AIM: Type out the material below exactly.
***
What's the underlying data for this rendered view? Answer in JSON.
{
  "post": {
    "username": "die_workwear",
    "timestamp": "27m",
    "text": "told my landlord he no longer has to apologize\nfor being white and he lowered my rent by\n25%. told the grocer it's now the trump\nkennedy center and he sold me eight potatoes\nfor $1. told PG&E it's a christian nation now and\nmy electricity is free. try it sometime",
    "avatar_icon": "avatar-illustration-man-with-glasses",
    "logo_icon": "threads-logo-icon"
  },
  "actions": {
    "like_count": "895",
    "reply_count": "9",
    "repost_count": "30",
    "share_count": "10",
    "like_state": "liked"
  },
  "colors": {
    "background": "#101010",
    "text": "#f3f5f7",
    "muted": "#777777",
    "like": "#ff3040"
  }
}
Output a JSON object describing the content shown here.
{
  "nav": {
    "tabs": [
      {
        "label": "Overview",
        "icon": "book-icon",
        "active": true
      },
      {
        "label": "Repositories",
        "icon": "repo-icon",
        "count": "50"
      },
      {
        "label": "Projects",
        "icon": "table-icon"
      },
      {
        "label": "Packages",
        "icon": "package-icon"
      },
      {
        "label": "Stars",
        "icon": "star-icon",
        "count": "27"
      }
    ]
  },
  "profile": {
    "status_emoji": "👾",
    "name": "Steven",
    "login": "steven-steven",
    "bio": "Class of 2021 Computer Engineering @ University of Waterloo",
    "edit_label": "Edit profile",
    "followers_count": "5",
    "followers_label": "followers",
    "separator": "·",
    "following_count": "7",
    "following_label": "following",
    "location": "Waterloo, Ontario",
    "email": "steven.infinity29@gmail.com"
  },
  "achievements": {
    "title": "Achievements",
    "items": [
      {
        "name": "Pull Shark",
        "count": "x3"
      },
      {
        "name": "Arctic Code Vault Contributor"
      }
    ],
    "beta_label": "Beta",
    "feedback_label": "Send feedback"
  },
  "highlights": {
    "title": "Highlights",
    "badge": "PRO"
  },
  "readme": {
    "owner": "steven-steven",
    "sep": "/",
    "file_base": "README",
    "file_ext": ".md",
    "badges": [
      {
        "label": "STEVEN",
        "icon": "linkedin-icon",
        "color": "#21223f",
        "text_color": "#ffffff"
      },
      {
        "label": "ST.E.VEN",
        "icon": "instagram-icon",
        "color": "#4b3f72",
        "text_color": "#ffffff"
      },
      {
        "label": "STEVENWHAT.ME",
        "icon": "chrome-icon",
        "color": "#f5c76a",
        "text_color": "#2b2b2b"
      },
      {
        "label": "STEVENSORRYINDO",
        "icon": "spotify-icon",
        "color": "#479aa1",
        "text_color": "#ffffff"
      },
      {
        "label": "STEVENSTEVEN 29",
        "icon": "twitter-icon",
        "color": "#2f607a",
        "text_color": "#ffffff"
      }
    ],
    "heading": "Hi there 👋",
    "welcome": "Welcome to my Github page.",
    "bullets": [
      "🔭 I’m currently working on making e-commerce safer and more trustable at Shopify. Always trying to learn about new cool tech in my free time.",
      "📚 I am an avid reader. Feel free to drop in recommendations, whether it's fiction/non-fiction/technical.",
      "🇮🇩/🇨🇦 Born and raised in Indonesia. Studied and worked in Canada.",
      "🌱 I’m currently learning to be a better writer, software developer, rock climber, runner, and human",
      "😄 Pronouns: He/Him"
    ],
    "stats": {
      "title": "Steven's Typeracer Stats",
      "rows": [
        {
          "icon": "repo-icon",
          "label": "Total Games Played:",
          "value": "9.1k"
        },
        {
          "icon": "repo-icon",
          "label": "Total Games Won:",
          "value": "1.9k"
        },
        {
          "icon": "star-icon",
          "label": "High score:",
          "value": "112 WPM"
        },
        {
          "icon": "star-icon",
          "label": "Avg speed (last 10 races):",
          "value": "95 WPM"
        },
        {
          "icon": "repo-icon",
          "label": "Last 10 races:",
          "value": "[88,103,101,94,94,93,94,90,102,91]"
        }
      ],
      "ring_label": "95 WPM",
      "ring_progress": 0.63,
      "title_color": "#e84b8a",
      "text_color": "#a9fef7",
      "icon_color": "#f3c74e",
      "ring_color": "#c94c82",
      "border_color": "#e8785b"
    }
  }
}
***
THE RESPONSE:
What's the underlying data for this rendered view? Answer in JSON.
{
  "post": {
    "username": "die_workwear",
    "timestamp": "27m",
    "text": "told my landlord he no longer has to apologize\nfor being white and he lowered my rent by\n25%. told the grocer it's now the trump\nkennedy center and he sold me eight potatoes\nfor $1. told PG&E it's a christian nation now and\nmy electricity is free. try it sometime",
    "avatar_icon": "avatar-illustration-man-with-glasses",
    "logo_icon": "threads-logo-icon"
  },
  "actions": {
    "like_count": "895",
    "reply_count": "9",
    "repost_count": "30",
    "share_count": "10",
    "like_state": "liked"
  },
  "colors": {
    "background": "#101010",
    "text": "#f3f5f7",
    "muted": "#777777",
    "like": "#ff3040"
  }
}
Output a JSON object describing the content shown here.
{
  "nav": {
    "tabs": [
      {
        "label": "Overview",
        "icon": "book-icon",
        "active": true
      },
      {
        "label": "Repositories",
        "icon": "repo-icon",
        "count": "50"
      },
      {
        "label": "Projects",
        "icon": "table-icon"
      },
      {
        "label": "Packages",
        "icon": "package-icon"
      },
      {
        "label": "Stars",
        "icon": "star-icon",
        "count": "27"
      }
    ]
  },
  "profile": {
    "status_emoji": "👾",
    "name": "Steven",
    "login": "steven-steven",
    "bio": "Class of 2021 Computer Engineering @ University of Waterloo",
    "edit_label": "Edit profile",
    "followers_count": "5",
    "followers_label": "followers",
    "separator": "·",
    "following_count": "7",
    "following_label": "following",
    "location": "Waterloo, Ontario",
    "email": "steven.infinity29@gmail.com"
  },
  "achievements": {
    "title": "Achievements",
    "items": [
      {
        "name": "Pull Shark",
        "count": "x3"
      },
      {
        "name": "Arctic Code Vault Contributor"
      }
    ],
    "beta_label": "Beta",
    "feedback_label": "Send feedback"
  },
  "highlights": {
    "title": "Highlights",
    "badge": "PRO"
  },
  "readme": {
    "owner": "steven-steven",
    "sep": "/",
    "file_base": "README",
    "file_ext": ".md",
    "badges": [
      {
        "label": "STEVEN",
        "icon": "linkedin-icon",
        "color": "#21223f",
        "text_color": "#ffffff"
      },
      {
        "label": "ST.E.VEN",
        "icon": "instagram-icon",
        "color": "#4b3f72",
        "text_color": "#ffffff"
      },
      {
        "label": "STEVENWHAT.ME",
        "icon": "chrome-icon",
        "color": "#f5c76a",
        "text_color": "#2b2b2b"
      },
      {
        "label": "STEVENSORRYINDO",
        "icon": "spotify-icon",
        "color": "#479aa1",
        "text_color": "#ffffff"
      },
      {
        "label": "STEVENSTEVEN 29",
        "icon": "twitter-icon",
        "color": "#2f607a",
        "text_color": "#ffffff"
      }
    ],
    "heading": "Hi there 👋",
    "welcome": "Welcome to my Github page.",
    "bullets": [
      "🔭 I’m currently working on making e-commerce safer and more trustable at Shopify. Always trying to learn about new cool tech in my free time.",
      "📚 I am an avid reader. Feel free to drop in recommendations, whether it's fiction/non-fiction/technical.",
      "🇮🇩/🇨🇦 Born and raised in Indonesia. Studied and worked in Canada.",
      "🌱 I’m currently learning to be a better writer, software developer, rock climber, runner, and human",
      "😄 Pronouns: He/Him"
    ],
    "stats": {
      "title": "Steven's Typeracer Stats",
      "rows": [
        {
          "icon": "repo-icon",
          "label": "Total Games Played:",
          "value": "9.1k"
        },
        {
          "icon": "repo-icon",
          "label": "Total Games Won:",
          "value": "1.9k"
        },
        {
          "icon": "star-icon",
          "label": "High score:",
          "value": "112 WPM"
        },
        {
          "icon": "star-icon",
          "label": "Avg speed (last 10 races):",
          "value": "95 WPM"
        },
        {
          "icon": "repo-icon",
          "label": "Last 10 races:",
          "value": "[88,103,101,94,94,93,94,90,102,91]"
        }
      ],
      "ring_label": "95 WPM",
      "ring_progress": 0.63,
      "title_color": "#e84b8a",
      "text_color": "#a9fef7",
      "icon_color": "#f3c74e",
      "ring_color": "#c94c82",
      "border_color": "#e8785b"
    }
  }
}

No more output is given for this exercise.